▶ [Exercise instructions]
Copy out every record precisely.

▶ [Given data]

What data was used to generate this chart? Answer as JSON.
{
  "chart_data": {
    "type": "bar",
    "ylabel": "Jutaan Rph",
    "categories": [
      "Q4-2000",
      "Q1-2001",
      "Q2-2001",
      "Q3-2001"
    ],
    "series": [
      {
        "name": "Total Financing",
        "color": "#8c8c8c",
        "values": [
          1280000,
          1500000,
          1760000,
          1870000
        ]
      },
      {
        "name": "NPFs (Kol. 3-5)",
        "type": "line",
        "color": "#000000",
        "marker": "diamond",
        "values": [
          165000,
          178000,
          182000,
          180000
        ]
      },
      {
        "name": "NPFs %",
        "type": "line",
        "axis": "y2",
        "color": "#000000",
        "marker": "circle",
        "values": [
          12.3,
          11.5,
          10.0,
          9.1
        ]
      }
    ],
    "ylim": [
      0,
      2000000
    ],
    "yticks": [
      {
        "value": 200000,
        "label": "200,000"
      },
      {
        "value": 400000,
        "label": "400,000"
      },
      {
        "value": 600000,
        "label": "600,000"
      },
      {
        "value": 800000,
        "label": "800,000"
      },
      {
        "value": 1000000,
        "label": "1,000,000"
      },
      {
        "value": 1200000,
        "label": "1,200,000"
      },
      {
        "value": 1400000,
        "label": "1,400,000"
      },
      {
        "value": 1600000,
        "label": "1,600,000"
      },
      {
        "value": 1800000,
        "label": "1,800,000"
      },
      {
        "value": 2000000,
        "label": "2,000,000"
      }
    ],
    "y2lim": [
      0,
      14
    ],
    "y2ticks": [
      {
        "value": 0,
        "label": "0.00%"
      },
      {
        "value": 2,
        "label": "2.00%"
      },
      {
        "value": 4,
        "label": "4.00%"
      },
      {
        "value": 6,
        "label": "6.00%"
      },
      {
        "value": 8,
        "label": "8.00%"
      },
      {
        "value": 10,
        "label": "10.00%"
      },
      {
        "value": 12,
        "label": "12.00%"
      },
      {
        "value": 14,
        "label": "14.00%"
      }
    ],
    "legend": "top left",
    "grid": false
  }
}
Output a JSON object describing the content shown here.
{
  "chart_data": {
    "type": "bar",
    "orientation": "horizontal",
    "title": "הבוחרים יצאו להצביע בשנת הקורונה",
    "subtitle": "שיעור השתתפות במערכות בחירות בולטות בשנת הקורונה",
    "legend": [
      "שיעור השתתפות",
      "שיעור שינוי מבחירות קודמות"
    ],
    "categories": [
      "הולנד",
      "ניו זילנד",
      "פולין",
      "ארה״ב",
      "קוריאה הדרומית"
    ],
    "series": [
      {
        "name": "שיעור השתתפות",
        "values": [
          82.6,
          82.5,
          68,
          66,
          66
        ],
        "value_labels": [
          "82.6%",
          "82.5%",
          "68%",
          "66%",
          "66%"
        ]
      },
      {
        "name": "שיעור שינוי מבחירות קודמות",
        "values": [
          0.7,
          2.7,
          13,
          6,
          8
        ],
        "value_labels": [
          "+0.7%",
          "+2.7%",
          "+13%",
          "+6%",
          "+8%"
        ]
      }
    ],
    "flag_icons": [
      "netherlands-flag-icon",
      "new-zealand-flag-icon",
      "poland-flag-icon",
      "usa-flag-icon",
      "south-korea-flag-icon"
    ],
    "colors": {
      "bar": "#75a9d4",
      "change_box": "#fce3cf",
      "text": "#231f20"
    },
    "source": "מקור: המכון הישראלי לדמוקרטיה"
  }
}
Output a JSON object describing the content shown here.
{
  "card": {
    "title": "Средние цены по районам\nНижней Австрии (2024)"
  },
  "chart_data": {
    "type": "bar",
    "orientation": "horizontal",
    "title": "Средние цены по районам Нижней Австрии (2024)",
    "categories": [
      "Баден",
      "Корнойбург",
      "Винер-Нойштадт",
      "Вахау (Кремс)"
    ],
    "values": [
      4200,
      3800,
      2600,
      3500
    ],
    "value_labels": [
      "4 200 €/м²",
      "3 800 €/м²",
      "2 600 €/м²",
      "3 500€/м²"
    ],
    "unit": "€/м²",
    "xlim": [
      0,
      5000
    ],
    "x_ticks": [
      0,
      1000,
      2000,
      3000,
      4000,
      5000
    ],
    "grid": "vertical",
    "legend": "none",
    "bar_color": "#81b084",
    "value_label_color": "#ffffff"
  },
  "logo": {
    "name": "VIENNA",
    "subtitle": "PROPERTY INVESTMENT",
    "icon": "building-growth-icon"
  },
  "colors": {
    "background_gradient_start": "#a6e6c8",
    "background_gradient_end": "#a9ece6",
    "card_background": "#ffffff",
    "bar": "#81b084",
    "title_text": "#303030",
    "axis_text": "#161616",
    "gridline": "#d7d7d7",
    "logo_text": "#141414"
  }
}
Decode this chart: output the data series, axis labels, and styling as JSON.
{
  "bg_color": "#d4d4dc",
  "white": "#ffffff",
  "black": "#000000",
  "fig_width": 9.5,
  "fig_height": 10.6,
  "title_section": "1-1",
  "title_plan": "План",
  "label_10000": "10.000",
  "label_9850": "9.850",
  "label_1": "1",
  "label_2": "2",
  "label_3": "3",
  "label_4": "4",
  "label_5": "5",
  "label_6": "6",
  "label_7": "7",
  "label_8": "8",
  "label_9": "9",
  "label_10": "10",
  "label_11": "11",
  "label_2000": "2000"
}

▶ [Task result]
What data was used to generate this chart? Answer as JSON.
{
  "chart_data": {
    "type": "bar",
    "ylabel": "Jutaan Rph",
    "categories": [
      "Q4-2000",
      "Q1-2001",
      "Q2-2001",
      "Q3-2001"
    ],
    "series": [
      {
        "name": "Total Financing",
        "color": "#8c8c8c",
        "values": [
          1280000,
          1500000,
          1760000,
          1870000
        ]
      },
      {
        "name": "NPFs (Kol. 3-5)",
        "type": "line",
        "color": "#000000",
        "marker": "diamond",
        "values": [
          165000,
          178000,
          182000,
          180000
        ]
      },
      {
        "name": "NPFs %",
        "type": "line",
        "axis": "y2",
        "color": "#000000",
        "marker": "circle",
        "values": [
          12.3,
          11.5,
          10.0,
          9.1
        ]
      }
    ],
    "ylim": [
      0,
      2000000
    ],
    "yticks": [
      {
        "value": 200000,
        "label": "200,000"
      },
      {
        "value": 400000,
        "label": "400,000"
      },
      {
        "value": 600000,
        "label": "600,000"
      },
      {
        "value": 800000,
        "label": "800,000"
      },
      {
        "value": 1000000,
        "label": "1,000,000"
      },
      {
        "value": 1200000,
        "label": "1,200,000"
      },
      {
        "value": 1400000,
        "label": "1,400,000"
      },
      {
        "value": 1600000,
        "label": "1,600,000"
      },
      {
        "value": 1800000,
        "label": "1,800,000"
      },
      {
        "value": 2000000,
        "label": "2,000,000"
      }
    ],
    "y2lim": [
      0,
      14
    ],
    "y2ticks": [
      {
        "value": 0,
        "label": "0.00%"
      },
      {
        "value": 2,
        "label": "2.00%"
      },
      {
        "value": 4,
        "label": "4.00%"
      },
      {
        "value": 6,
        "label": "6.00%"
      },
      {
        "value": 8,
        "label": "8.00%"
      },
      {
        "value": 10,
        "label": "10.00%"
      },
      {
        "value": 12,
        "label": "12.00%"
      },
      {
        "value": 14,
        "label": "14.00%"
      }
    ],
    "legend": "top left",
    "grid": false
  }
}
Output a JSON object describing the content shown here.
{
  "chart_data": {
    "type": "bar",
    "orientation": "horizontal",
    "title": "הבוחרים יצאו להצביע בשנת הקורונה",
    "subtitle": "שיעור השתתפות במערכות בחירות בולטות בשנת הקורונה",
    "legend": [
      "שיעור השתתפות",
      "שיעור שינוי מבחירות קודמות"
    ],
    "categories": [
      "הולנד",
      "ניו זילנד",
      "פולין",
      "ארה״ב",
      "קוריאה הדרומית"
    ],
    "series": [
      {
        "name": "שיעור השתתפות",
        "values": [
          82.6,
          82.5,
          68,
          66,
          66
        ],
        "value_labels": [
          "82.6%",
          "82.5%",
          "68%",
          "66%",
          "66%"
        ]
      },
      {
        "name": "שיעור שינוי מבחירות קודמות",
        "values": [
          0.7,
          2.7,
          13,
          6,
          8
        ],
        "value_labels": [
          "+0.7%",
          "+2.7%",
          "+13%",
          "+6%",
          "+8%"
        ]
      }
    ],
    "flag_icons": [
      "netherlands-flag-icon",
      "new-zealand-flag-icon",
      "poland-flag-icon",
      "usa-flag-icon",
      "south-korea-flag-icon"
    ],
    "colors": {
      "bar": "#75a9d4",
      "change_box": "#fce3cf",
      "text": "#231f20"
    },
    "source": "מקור: המכון הישראלי לדמוקרטיה"
  }
}
Output a JSON object describing the content shown here.
{
  "card": {
    "title": "Средние цены по районам\nНижней Австрии (2024)"
  },
  "chart_data": {
    "type": "bar",
    "orientation": "horizontal",
    "title": "Средние цены по районам Нижней Австрии (2024)",
    "categories": [
      "Баден",
      "Корнойбург",
      "Винер-Нойштадт",
      "Вахау (Кремс)"
    ],
    "values": [
      4200,
      3800,
      2600,
      3500
    ],
    "value_labels": [
      "4 200 €/м²",
      "3 800 €/м²",
      "2 600 €/м²",
      "3 500€/м²"
    ],
    "unit": "€/м²",
    "xlim": [
      0,
      5000
    ],
    "x_ticks": [
      0,
      1000,
      2000,
      3000,
      4000,
      5000
    ],
    "grid": "vertical",
    "legend": "none",
    "bar_color": "#81b084",
    "value_label_color": "#ffffff"
  },
  "logo": {
    "name": "VIENNA",
    "subtitle": "PROPERTY INVESTMENT",
    "icon": "building-growth-icon"
  },
  "colors": {
    "background_gradient_start": "#a6e6c8",
    "background_gradient_end": "#a9ece6",
    "card_background": "#ffffff",
    "bar": "#81b084",
    "title_text": "#303030",
    "axis_text": "#161616",
    "gridline": "#d7d7d7",
    "logo_text": "#141414"
  }
}
Decode this chart: output the data series, axis labels, and styling as JSON.
{
  "bg_color": "#d4d4dc",
  "white": "#ffffff",
  "black": "#000000",
  "fig_width": 9.5,
  "fig_height": 10.6,
  "title_section": "1-1",
  "title_plan": "План",
  "label_10000": "10.000",
  "label_9850": "9.850",
  "label_1": "1",
  "label_2": "2",
  "label_3": "3",
  "label_4": "4",
  "label_5": "5",
  "label_6": "6",
  "label_7": "7",
  "label_8": "8",
  "label_9": "9",
  "label_10": "10",
  "label_11": "11",
  "label_2000": "2000"
}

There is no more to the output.